◆ Material shown
============

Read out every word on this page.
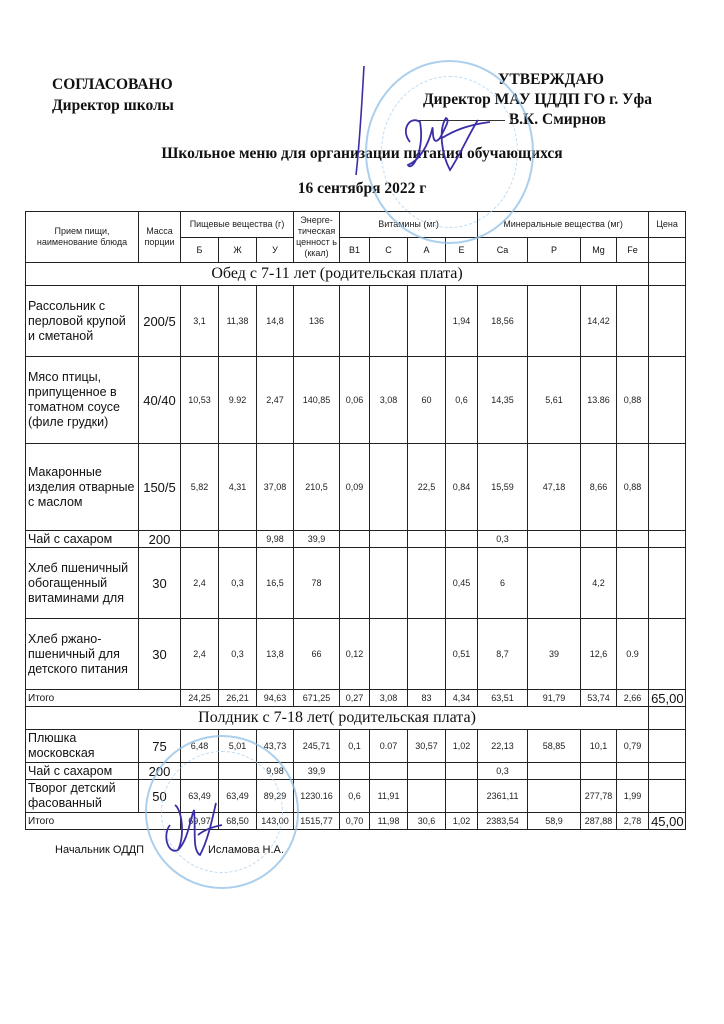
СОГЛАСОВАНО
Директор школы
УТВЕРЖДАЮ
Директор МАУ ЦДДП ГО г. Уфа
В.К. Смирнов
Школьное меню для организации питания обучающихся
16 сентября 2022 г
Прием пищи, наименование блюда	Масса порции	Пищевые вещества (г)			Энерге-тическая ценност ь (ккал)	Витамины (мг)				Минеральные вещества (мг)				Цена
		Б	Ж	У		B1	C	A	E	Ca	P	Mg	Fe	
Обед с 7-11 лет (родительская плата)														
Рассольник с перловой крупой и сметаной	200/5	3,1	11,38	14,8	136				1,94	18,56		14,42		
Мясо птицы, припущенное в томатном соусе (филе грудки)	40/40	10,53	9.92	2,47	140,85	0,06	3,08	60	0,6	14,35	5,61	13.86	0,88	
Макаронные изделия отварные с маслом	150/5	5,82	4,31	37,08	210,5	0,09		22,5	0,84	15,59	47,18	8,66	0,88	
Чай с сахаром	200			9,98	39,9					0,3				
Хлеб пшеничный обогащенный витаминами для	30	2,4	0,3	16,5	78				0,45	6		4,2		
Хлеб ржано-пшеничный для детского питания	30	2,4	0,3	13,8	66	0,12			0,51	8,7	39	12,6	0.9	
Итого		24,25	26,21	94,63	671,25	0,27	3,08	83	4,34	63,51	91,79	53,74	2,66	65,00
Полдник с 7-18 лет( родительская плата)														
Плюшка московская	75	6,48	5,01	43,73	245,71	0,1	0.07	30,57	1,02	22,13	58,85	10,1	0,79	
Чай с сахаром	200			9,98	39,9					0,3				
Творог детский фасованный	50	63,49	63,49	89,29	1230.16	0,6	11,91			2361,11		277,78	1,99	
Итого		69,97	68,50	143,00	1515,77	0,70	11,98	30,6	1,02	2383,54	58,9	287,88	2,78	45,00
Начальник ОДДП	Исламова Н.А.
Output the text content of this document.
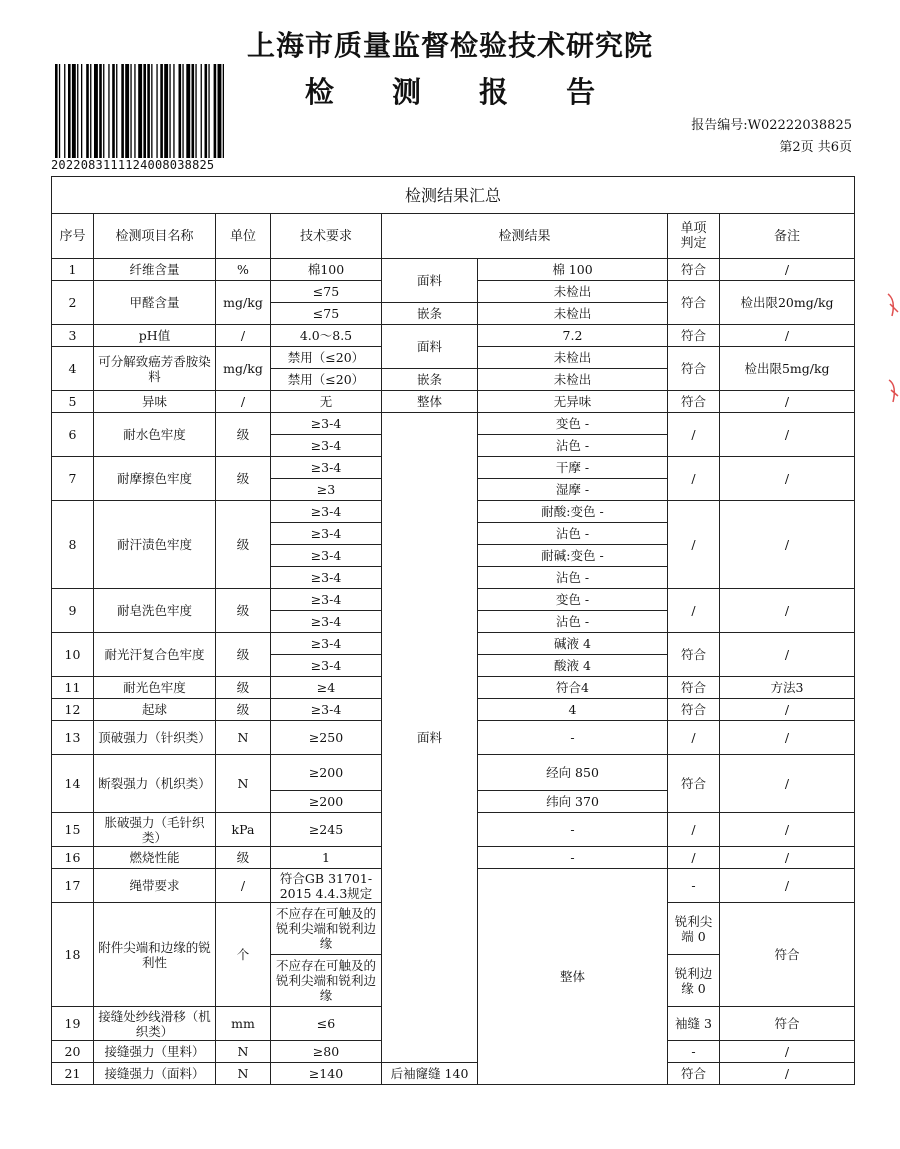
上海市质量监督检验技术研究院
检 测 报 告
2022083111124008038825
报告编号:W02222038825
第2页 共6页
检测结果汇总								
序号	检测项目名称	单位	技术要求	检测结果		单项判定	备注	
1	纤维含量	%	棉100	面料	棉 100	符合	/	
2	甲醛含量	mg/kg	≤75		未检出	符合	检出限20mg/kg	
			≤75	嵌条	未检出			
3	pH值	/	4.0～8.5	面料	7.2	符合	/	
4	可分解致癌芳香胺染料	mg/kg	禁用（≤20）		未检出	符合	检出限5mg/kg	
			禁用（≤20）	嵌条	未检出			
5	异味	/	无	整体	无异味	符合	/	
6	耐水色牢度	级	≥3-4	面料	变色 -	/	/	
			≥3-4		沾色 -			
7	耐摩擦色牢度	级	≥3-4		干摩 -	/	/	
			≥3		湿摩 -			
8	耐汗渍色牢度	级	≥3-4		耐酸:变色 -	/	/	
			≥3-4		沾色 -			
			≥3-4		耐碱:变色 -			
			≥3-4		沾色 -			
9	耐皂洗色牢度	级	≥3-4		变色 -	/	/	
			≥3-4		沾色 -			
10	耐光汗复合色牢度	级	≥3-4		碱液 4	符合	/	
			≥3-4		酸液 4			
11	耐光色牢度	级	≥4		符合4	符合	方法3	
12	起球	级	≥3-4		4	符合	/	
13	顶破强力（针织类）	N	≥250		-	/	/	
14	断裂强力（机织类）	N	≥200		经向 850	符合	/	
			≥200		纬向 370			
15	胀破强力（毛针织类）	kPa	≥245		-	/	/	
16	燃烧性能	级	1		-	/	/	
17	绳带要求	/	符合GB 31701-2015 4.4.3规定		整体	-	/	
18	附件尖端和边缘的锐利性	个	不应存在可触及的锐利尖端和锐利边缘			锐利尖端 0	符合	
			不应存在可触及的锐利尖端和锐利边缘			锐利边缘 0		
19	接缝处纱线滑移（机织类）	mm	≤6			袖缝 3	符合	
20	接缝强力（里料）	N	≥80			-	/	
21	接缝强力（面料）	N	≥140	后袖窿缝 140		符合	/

============

◆ To do
Without the pictures, transcribe the listing above exactly.

◆ Full answer
Read out every word on this page.
СОГЛАСОВАНО
Директор школы
УТВЕРЖДАЮ
Директор МАУ ЦДДП ГО г. Уфа
В.К. Смирнов
Школьное меню для организации питания обучающихся
16 сентября 2022 г
Прием пищи, наименование блюда	Масса порции	Пищевые вещества (г)			Энерге-тическая ценност ь (ккал)	Витамины (мг)				Минеральные вещества (мг)				Цена
		Б	Ж	У		B1	C	A	E	Ca	P	Mg	Fe	
Обед с 7-11 лет (родительская плата)														
Рассольник с перловой крупой и сметаной	200/5	3,1	11,38	14,8	136				1,94	18,56		14,42		
Мясо птицы, припущенное в томатном соусе (филе грудки)	40/40	10,53	9.92	2,47	140,85	0,06	3,08	60	0,6	14,35	5,61	13.86	0,88	
Макаронные изделия отварные с маслом	150/5	5,82	4,31	37,08	210,5	0,09		22,5	0,84	15,59	47,18	8,66	0,88	
Чай с сахаром	200			9,98	39,9					0,3				
Хлеб пшеничный обогащенный витаминами для	30	2,4	0,3	16,5	78				0,45	6		4,2		
Хлеб ржано-пшеничный для детского питания	30	2,4	0,3	13,8	66	0,12			0,51	8,7	39	12,6	0.9	
Итого		24,25	26,21	94,63	671,25	0,27	3,08	83	4,34	63,51	91,79	53,74	2,66	65,00
Полдник с 7-18 лет( родительская плата)														
Плюшка московская	75	6,48	5,01	43,73	245,71	0,1	0.07	30,57	1,02	22,13	58,85	10,1	0,79	
Чай с сахаром	200			9,98	39,9					0,3				
Творог детский фасованный	50	63,49	63,49	89,29	1230.16	0,6	11,91			2361,11		277,78	1,99	
Итого		69,97	68,50	143,00	1515,77	0,70	11,98	30,6	1,02	2383,54	58,9	287,88	2,78	45,00
Начальник ОДДП	Исламова Н.А.
Output the text content of this document.
上海市质量监督检验技术研究院
检 测 报 告
2022083111124008038825
报告编号:W02222038825
第2页 共6页
检测结果汇总								
序号	检测项目名称	单位	技术要求	检测结果		单项判定	备注	
1	纤维含量	%	棉100	面料	棉 100	符合	/	
2	甲醛含量	mg/kg	≤75		未检出	符合	检出限20mg/kg	
			≤75	嵌条	未检出			
3	pH值	/	4.0～8.5	面料	7.2	符合	/	
4	可分解致癌芳香胺染料	mg/kg	禁用（≤20）		未检出	符合	检出限5mg/kg	
			禁用（≤20）	嵌条	未检出			
5	异味	/	无	整体	无异味	符合	/	
6	耐水色牢度	级	≥3-4	面料	变色 -	/	/	
			≥3-4		沾色 -			
7	耐摩擦色牢度	级	≥3-4		干摩 -	/	/	
			≥3		湿摩 -			
8	耐汗渍色牢度	级	≥3-4		耐酸:变色 -	/	/	
			≥3-4		沾色 -			
			≥3-4		耐碱:变色 -			
			≥3-4		沾色 -			
9	耐皂洗色牢度	级	≥3-4		变色 -	/	/	
			≥3-4		沾色 -			
10	耐光汗复合色牢度	级	≥3-4		碱液 4	符合	/	
			≥3-4		酸液 4			
11	耐光色牢度	级	≥4		符合4	符合	方法3	
12	起球	级	≥3-4		4	符合	/	
13	顶破强力（针织类）	N	≥250		-	/	/	
14	断裂强力（机织类）	N	≥200		经向 850	符合	/	
			≥200		纬向 370			
15	胀破强力（毛针织类）	kPa	≥245		-	/	/	
16	燃烧性能	级	1		-	/	/	
17	绳带要求	/	符合GB 31701-2015 4.4.3规定		整体	-	/	
18	附件尖端和边缘的锐利性	个	不应存在可触及的锐利尖端和锐利边缘			锐利尖端 0	符合	
			不应存在可触及的锐利尖端和锐利边缘			锐利边缘 0		
19	接缝处纱线滑移（机织类）	mm	≤6			袖缝 3	符合	
20	接缝强力（里料）	N	≥80			-	/	
21	接缝强力（面料）	N	≥140	后袖窿缝 140		符合	/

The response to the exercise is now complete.